PROBLEM TO SOLVE -
Copy out each line below that has the word "average" in it.

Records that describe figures
[Start]
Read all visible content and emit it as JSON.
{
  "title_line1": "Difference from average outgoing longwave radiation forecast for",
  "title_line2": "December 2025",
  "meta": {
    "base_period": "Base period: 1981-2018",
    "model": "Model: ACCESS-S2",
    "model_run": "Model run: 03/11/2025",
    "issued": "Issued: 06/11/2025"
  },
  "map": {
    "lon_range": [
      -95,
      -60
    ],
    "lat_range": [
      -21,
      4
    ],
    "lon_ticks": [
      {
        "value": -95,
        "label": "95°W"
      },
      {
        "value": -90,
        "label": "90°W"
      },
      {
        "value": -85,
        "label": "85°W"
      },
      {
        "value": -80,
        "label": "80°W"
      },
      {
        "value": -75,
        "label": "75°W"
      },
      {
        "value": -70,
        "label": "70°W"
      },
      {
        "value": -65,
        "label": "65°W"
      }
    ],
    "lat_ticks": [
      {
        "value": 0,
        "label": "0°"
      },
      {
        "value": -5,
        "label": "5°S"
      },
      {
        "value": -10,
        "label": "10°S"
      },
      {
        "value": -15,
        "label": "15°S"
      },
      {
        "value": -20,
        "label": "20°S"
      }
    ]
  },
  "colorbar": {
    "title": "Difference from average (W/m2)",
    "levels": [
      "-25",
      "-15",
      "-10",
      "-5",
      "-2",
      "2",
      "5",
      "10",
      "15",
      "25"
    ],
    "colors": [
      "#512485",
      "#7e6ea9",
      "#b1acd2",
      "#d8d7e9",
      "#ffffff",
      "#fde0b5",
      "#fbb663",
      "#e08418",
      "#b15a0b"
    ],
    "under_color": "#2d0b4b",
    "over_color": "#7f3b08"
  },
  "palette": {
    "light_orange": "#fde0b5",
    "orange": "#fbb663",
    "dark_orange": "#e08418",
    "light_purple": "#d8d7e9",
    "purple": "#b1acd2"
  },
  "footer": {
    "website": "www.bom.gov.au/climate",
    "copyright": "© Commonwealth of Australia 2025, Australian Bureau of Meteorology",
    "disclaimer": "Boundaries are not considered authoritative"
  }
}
[End]
FINISHED EXERCISE -
  "title_line1": "Difference from average outgoing longwave radiation forecast for",
    "title": "Difference from average (W/m2)",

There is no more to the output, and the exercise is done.